* START *

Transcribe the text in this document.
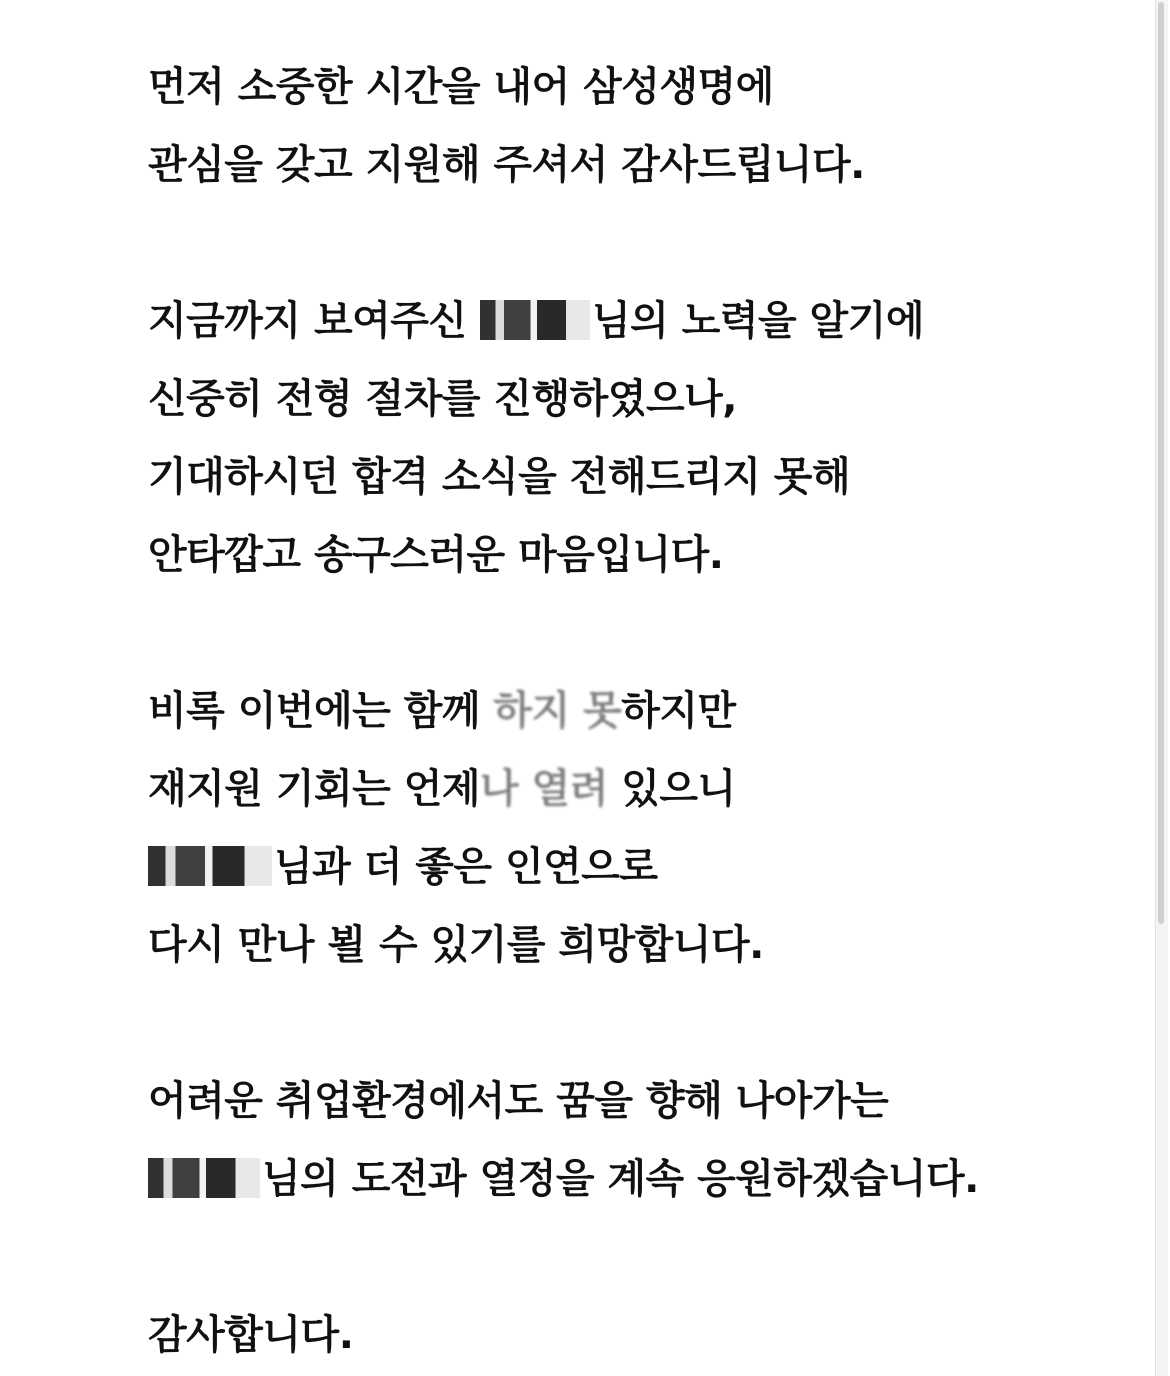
먼저 소중한 시간을 내어 삼성생명에
관심을 갖고 지원해 주셔서 감사드립니다.
지금까지 보여주신	님의 노력을 알기에
신중히 전형 절차를 진행하였으나,
기대하시던 합격 소식을 전해드리지 못해
안타깝고 송구스러운 마음입니다.
비록 이번에는 함께 하지 못하지만
재지원 기회는 언제나 열려 있으니
님과 더 좋은 인연으로
다시 만나 뵐 수 있기를 희망합니다.
어려운 취업환경에서도 꿈을 향해 나아가는
님의 도전과 열정을 계속 응원하겠습니다.
감사합니다.
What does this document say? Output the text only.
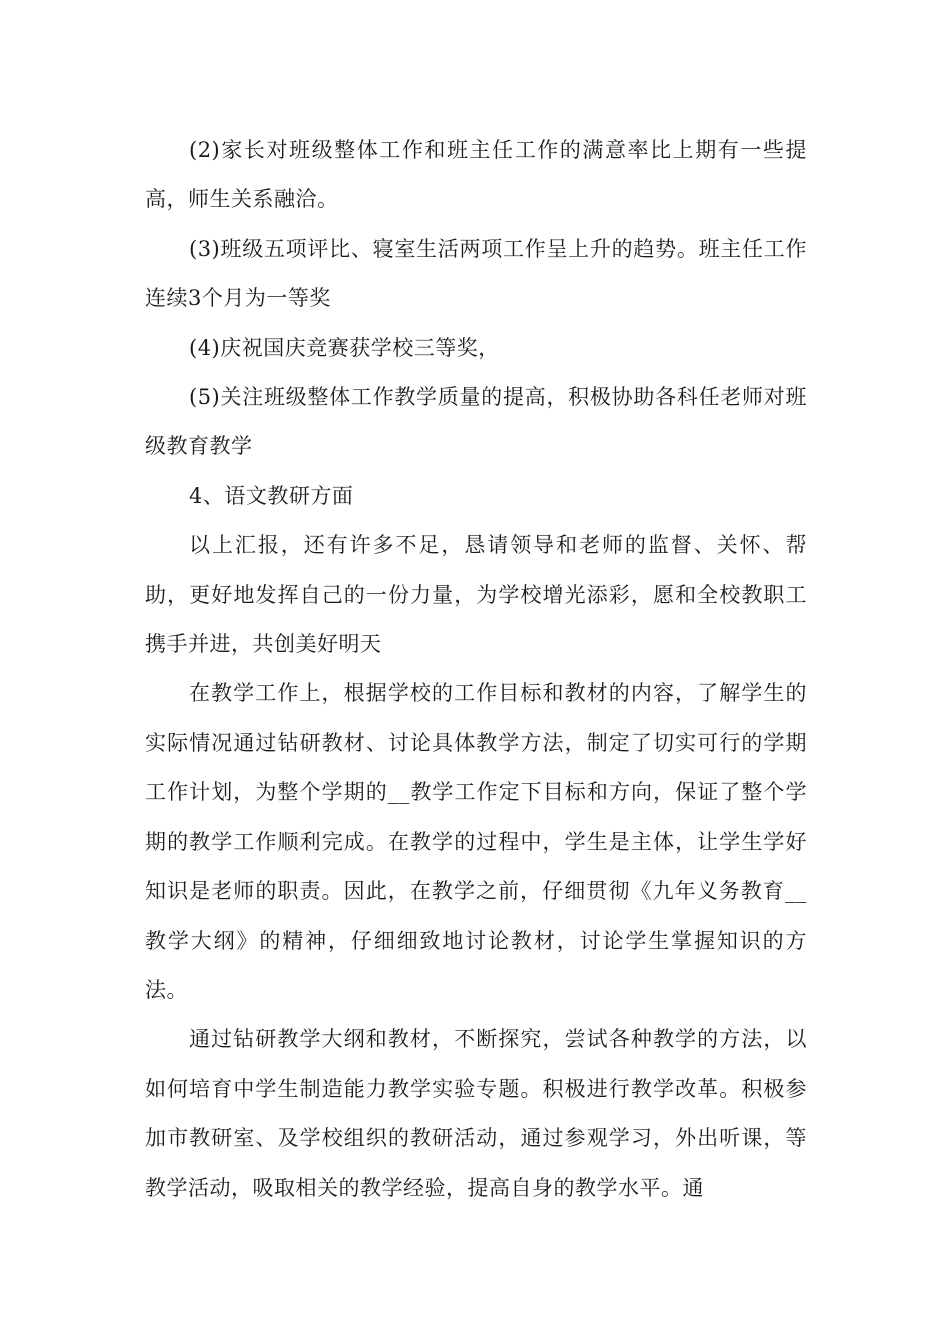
(2)家长对班级整体工作和班主任工作的满意率比上期有一些提高，师生关系融洽。

(3)班级五项评比、寝室生活两项工作呈上升的趋势。班主任工作连续3个月为一等奖

(4)庆祝国庆竞赛获学校三等奖，

(5)关注班级整体工作教学质量的提高，积极协助各科任老师对班级教育教学

4、语文教研方面

以上汇报，还有许多不足，恳请领导和老师的监督、关怀、帮助，更好地发挥自己的一份力量，为学校增光添彩，愿和全校教职工携手并进，共创美好明天

在教学工作上，根据学校的工作目标和教材的内容，了解学生的实际情况通过钻研教材、讨论具体教学方法，制定了切实可行的学期工作计划，为整个学期的__教学工作定下目标和方向，保证了整个学期的教学工作顺利完成。在教学的过程中，学生是主体，让学生学好知识是老师的职责。因此，在教学之前，仔细贯彻《九年义务教育__教学大纲》的精神，仔细细致地讨论教材，讨论学生掌握知识的方法。

通过钻研教学大纲和教材，不断探究，尝试各种教学的方法，以如何培育中学生制造能力教学实验专题。积极进行教学改革。积极参加市教研室、及学校组织的教研活动，通过参观学习，外出听课，等教学活动，吸取相关的教学经验，提高自身的教学水平。通
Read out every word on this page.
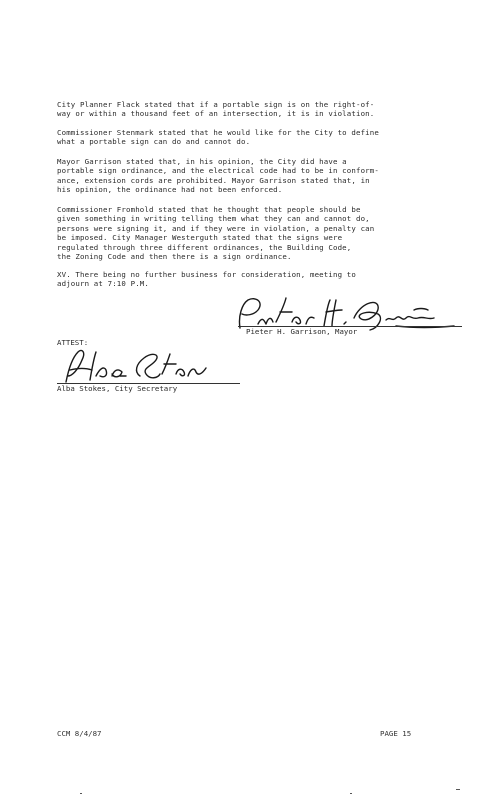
City Planner Flack stated that if a portable sign is on the right-of-
way or within a thousand feet of an intersection, it is in violation.
Commissioner Stenmark stated that he would like for the City to define
what a portable sign can do and cannot do.
Mayor Garrison stated that, in his opinion, the City did have a
portable sign ordinance, and the electrical code had to be in conform-
ance, extension cords are prohibited. Mayor Garrison stated that, in
his opinion, the ordinance had not been enforced.
Commissioner Fromhold stated that he thought that people should be
given something in writing telling them what they can and cannot do,
persons were signing it, and if they were in violation, a penalty can
be imposed. City Manager Westerguth stated that the signs were
regulated through three different ordinances, the Building Code,
the Zoning Code and then there is a sign ordinance.
XV. There being no further business for consideration, meeting to
adjourn at 7:10 P.M.
Pieter H. Garrison, Mayor
ATTEST:
Alba Stokes, City Secretary
CCM 8/4/87	PAGE 15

* END *

Go through the listing above and list every line that has the word "they".

given something in writing telling them what they can and cannot do,
persons were signing it, and if they were in violation, a penalty can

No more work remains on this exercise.